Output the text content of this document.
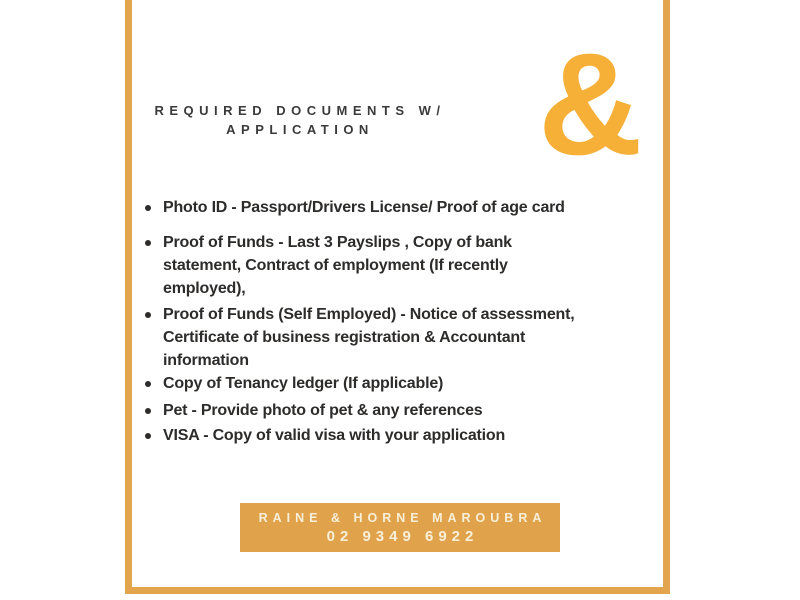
REQUIRED DOCUMENTS W/
APPLICATION	&
Photo ID - Passport/Drivers License/ Proof of age card
Proof of Funds - Last 3 Payslips , Copy of bank
statement, Contract of employment (If recently
employed),
Proof of Funds (Self Employed) - Notice of assessment,
Certificate of business registration & Accountant
information
Copy of Tenancy ledger (If applicable)
Pet - Provide photo of pet & any references
VISA - Copy of valid visa with your application
RAINE & HORNE MAROUBRA
02 9349 6922
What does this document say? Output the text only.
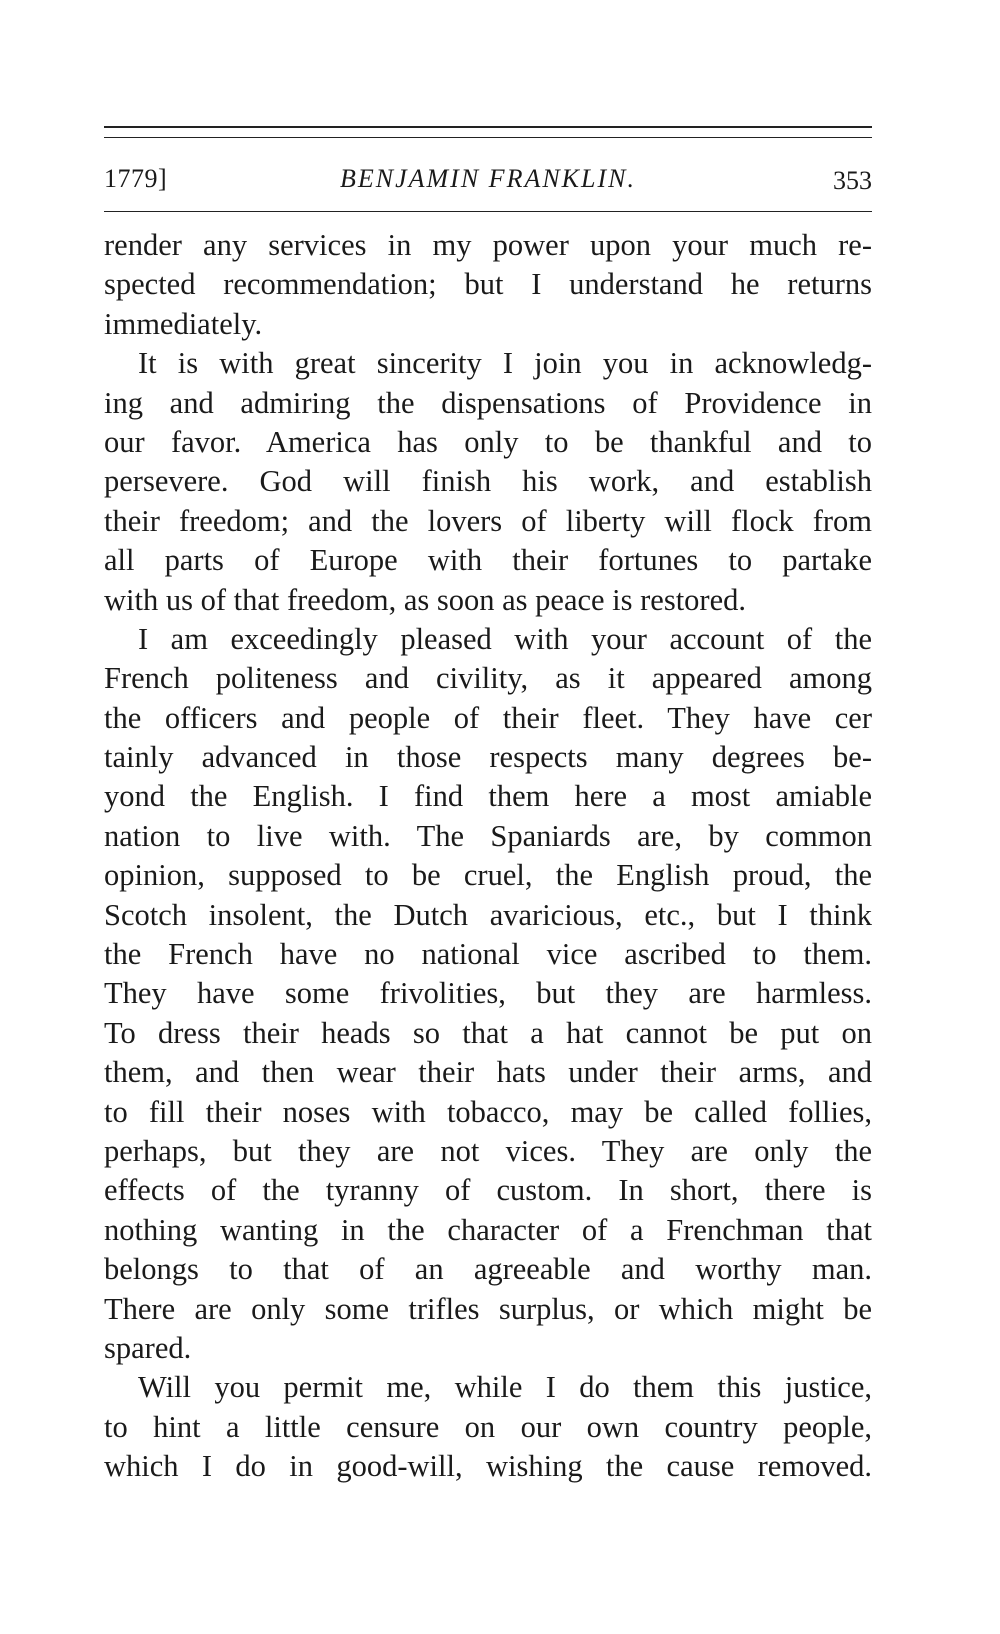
1779]	BENJAMIN FRANKLIN.	353
render any services in my power upon your much re-
spected recommendation; but I understand he returns
immediately.
It is with great sincerity I join you in acknowledg-
ing and admiring the dispensations of Providence in
our favor. America has only to be thankful and to
persevere. God will finish his work, and establish
their freedom; and the lovers of liberty will flock from
all parts of Europe with their fortunes to partake
with us of that freedom, as soon as peace is restored.
I am exceedingly pleased with your account of the
French politeness and civility, as it appeared among
the officers and people of their fleet. They have cer
tainly advanced in those respects many degrees be-
yond the English. I find them here a most amiable
nation to live with. The Spaniards are, by common
opinion, supposed to be cruel, the English proud, the
Scotch insolent, the Dutch avaricious, etc., but I think
the French have no national vice ascribed to them.
They have some frivolities, but they are harmless.
To dress their heads so that a hat cannot be put on
them, and then wear their hats under their arms, and
to fill their noses with tobacco, may be called follies,
perhaps, but they are not vices. They are only the
effects of the tyranny of custom. In short, there is
nothing wanting in the character of a Frenchman that
belongs to that of an agreeable and worthy man.
There are only some trifles surplus, or which might be
spared.
Will you permit me, while I do them this justice,
to hint a little censure on our own country people,
which I do in good-will, wishing the cause removed.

==================================================

**The exercise:**
Take the entries shown above and quote them verbatim, passing over the pictures.

**Solved problem:**
Output the text content of this document.
REQUIRED DOCUMENTS W/
APPLICATION	&
Photo ID - Passport/Drivers License/ Proof of age card
Proof of Funds - Last 3 Payslips , Copy of bank
statement, Contract of employment (If recently
employed),
Proof of Funds (Self Employed) - Notice of assessment,
Certificate of business registration & Accountant
information
Copy of Tenancy ledger (If applicable)
Pet - Provide photo of pet & any references
VISA - Copy of valid visa with your application
RAINE & HORNE MAROUBRA
02 9349 6922
What does this document say? Output the text only.
1779]	BENJAMIN FRANKLIN.	353
render any services in my power upon your much re-
spected recommendation; but I understand he returns
immediately.
It is with great sincerity I join you in acknowledg-
ing and admiring the dispensations of Providence in
our favor. America has only to be thankful and to
persevere. God will finish his work, and establish
their freedom; and the lovers of liberty will flock from
all parts of Europe with their fortunes to partake
with us of that freedom, as soon as peace is restored.
I am exceedingly pleased with your account of the
French politeness and civility, as it appeared among
the officers and people of their fleet. They have cer
tainly advanced in those respects many degrees be-
yond the English. I find them here a most amiable
nation to live with. The Spaniards are, by common
opinion, supposed to be cruel, the English proud, the
Scotch insolent, the Dutch avaricious, etc., but I think
the French have no national vice ascribed to them.
They have some frivolities, but they are harmless.
To dress their heads so that a hat cannot be put on
them, and then wear their hats under their arms, and
to fill their noses with tobacco, may be called follies,
perhaps, but they are not vices. They are only the
effects of the tyranny of custom. In short, there is
nothing wanting in the character of a Frenchman that
belongs to that of an agreeable and worthy man.
There are only some trifles surplus, or which might be
spared.
Will you permit me, while I do them this justice,
to hint a little censure on our own country people,
which I do in good-will, wishing the cause removed.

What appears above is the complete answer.